— Start Input data —

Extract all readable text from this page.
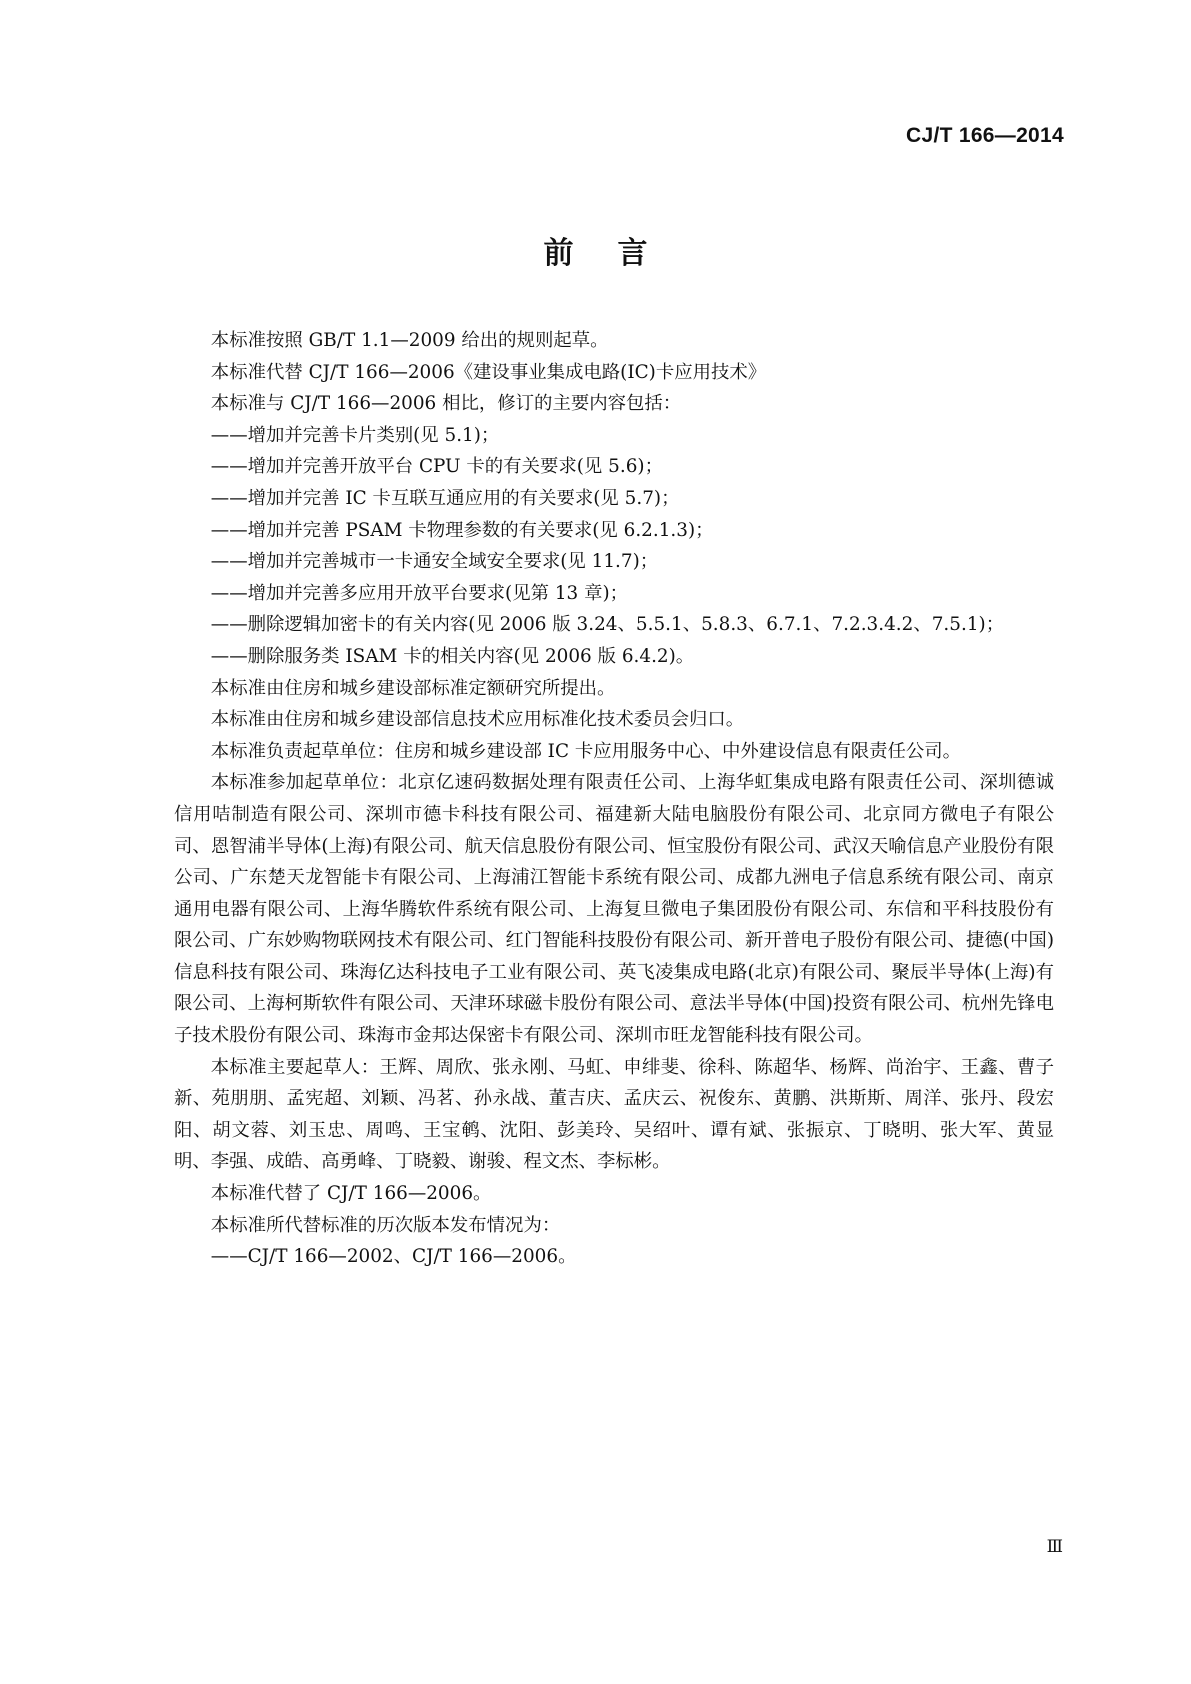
CJ/T 166—2014
前言

本标准按照 GB/T 1.1—2009 给出的规则起草。

本标准代替 CJ/T 166—2006《建设事业集成电路(IC)卡应用技术》

本标准与 CJ/T 166—2006 相比，修订的主要内容包括：

——增加并完善卡片类别(见 5.1)；

——增加并完善开放平台 CPU 卡的有关要求(见 5.6)；

——增加并完善 IC 卡互联互通应用的有关要求(见 5.7)；

——增加并完善 PSAM 卡物理参数的有关要求(见 6.2.1.3)；

——增加并完善城市一卡通安全域安全要求(见 11.7)；

——增加并完善多应用开放平台要求(见第 13 章)；

——删除逻辑加密卡的有关内容(见 2006 版 3.24、5.5.1、5.8.3、6.7.1、7.2.3.4.2、7.5.1)；

——删除服务类 ISAM 卡的相关内容(见 2006 版 6.4.2)。

本标准由住房和城乡建设部标准定额研究所提出。

本标准由住房和城乡建设部信息技术应用标准化技术委员会归口。

本标准负责起草单位：住房和城乡建设部 IC 卡应用服务中心、中外建设信息有限责任公司。

本标准参加起草单位：北京亿速码数据处理有限责任公司、上海华虹集成电路有限责任公司、深圳德诚信用咭制造有限公司、深圳市德卡科技有限公司、福建新大陆电脑股份有限公司、北京同方微电子有限公司、恩智浦半导体(上海)有限公司、航天信息股份有限公司、恒宝股份有限公司、武汉天喻信息产业股份有限公司、广东楚天龙智能卡有限公司、上海浦江智能卡系统有限公司、成都九洲电子信息系统有限公司、南京通用电器有限公司、上海华腾软件系统有限公司、上海复旦微电子集团股份有限公司、东信和平科技股份有限公司、广东妙购物联网技术有限公司、红门智能科技股份有限公司、新开普电子股份有限公司、捷德(中国)信息科技有限公司、珠海亿达科技电子工业有限公司、英飞凌集成电路(北京)有限公司、聚辰半导体(上海)有限公司、上海柯斯软件有限公司、天津环球磁卡股份有限公司、意法半导体(中国)投资有限公司、杭州先锋电子技术股份有限公司、珠海市金邦达保密卡有限公司、深圳市旺龙智能科技有限公司。

本标准主要起草人：王辉、周欣、张永刚、马虹、申绯斐、徐科、陈超华、杨辉、尚治宇、王鑫、曹子新、苑朋朋、孟宪超、刘颖、冯茗、孙永战、董吉庆、孟庆云、祝俊东、黄鹏、洪斯斯、周洋、张丹、段宏阳、胡文蓉、刘玉忠、周鸣、王宝鹌、沈阳、彭美玲、吴绍叶、谭有斌、张振京、丁晓明、张大军、黄显明、李强、成皓、高勇峰、丁晓毅、谢骏、程文杰、李标彬。

本标准代替了 CJ/T 166—2006。

本标准所代替标准的历次版本发布情况为：

——CJ/T 166—2002、CJ/T 166—2006。

Ⅲ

— End Input data —

- _Written problem_
Copy the data character for character, but drop all pictures from the copy.

- _Reply to the task_
Extract all readable text from this page.
CJ/T 166—2014
前言

本标准按照 GB/T 1.1—2009 给出的规则起草。

本标准代替 CJ/T 166—2006《建设事业集成电路(IC)卡应用技术》

本标准与 CJ/T 166—2006 相比，修订的主要内容包括：

——增加并完善卡片类别(见 5.1)；

——增加并完善开放平台 CPU 卡的有关要求(见 5.6)；

——增加并完善 IC 卡互联互通应用的有关要求(见 5.7)；

——增加并完善 PSAM 卡物理参数的有关要求(见 6.2.1.3)；

——增加并完善城市一卡通安全域安全要求(见 11.7)；

——增加并完善多应用开放平台要求(见第 13 章)；

——删除逻辑加密卡的有关内容(见 2006 版 3.24、5.5.1、5.8.3、6.7.1、7.2.3.4.2、7.5.1)；

——删除服务类 ISAM 卡的相关内容(见 2006 版 6.4.2)。

本标准由住房和城乡建设部标准定额研究所提出。

本标准由住房和城乡建设部信息技术应用标准化技术委员会归口。

本标准负责起草单位：住房和城乡建设部 IC 卡应用服务中心、中外建设信息有限责任公司。

本标准参加起草单位：北京亿速码数据处理有限责任公司、上海华虹集成电路有限责任公司、深圳德诚信用咭制造有限公司、深圳市德卡科技有限公司、福建新大陆电脑股份有限公司、北京同方微电子有限公司、恩智浦半导体(上海)有限公司、航天信息股份有限公司、恒宝股份有限公司、武汉天喻信息产业股份有限公司、广东楚天龙智能卡有限公司、上海浦江智能卡系统有限公司、成都九洲电子信息系统有限公司、南京通用电器有限公司、上海华腾软件系统有限公司、上海复旦微电子集团股份有限公司、东信和平科技股份有限公司、广东妙购物联网技术有限公司、红门智能科技股份有限公司、新开普电子股份有限公司、捷德(中国)信息科技有限公司、珠海亿达科技电子工业有限公司、英飞凌集成电路(北京)有限公司、聚辰半导体(上海)有限公司、上海柯斯软件有限公司、天津环球磁卡股份有限公司、意法半导体(中国)投资有限公司、杭州先锋电子技术股份有限公司、珠海市金邦达保密卡有限公司、深圳市旺龙智能科技有限公司。

本标准主要起草人：王辉、周欣、张永刚、马虹、申绯斐、徐科、陈超华、杨辉、尚治宇、王鑫、曹子新、苑朋朋、孟宪超、刘颖、冯茗、孙永战、董吉庆、孟庆云、祝俊东、黄鹏、洪斯斯、周洋、张丹、段宏阳、胡文蓉、刘玉忠、周鸣、王宝鹌、沈阳、彭美玲、吴绍叶、谭有斌、张振京、丁晓明、张大军、黄显明、李强、成皓、高勇峰、丁晓毅、谢骏、程文杰、李标彬。

本标准代替了 CJ/T 166—2006。

本标准所代替标准的历次版本发布情况为：

——CJ/T 166—2002、CJ/T 166—2006。

Ⅲ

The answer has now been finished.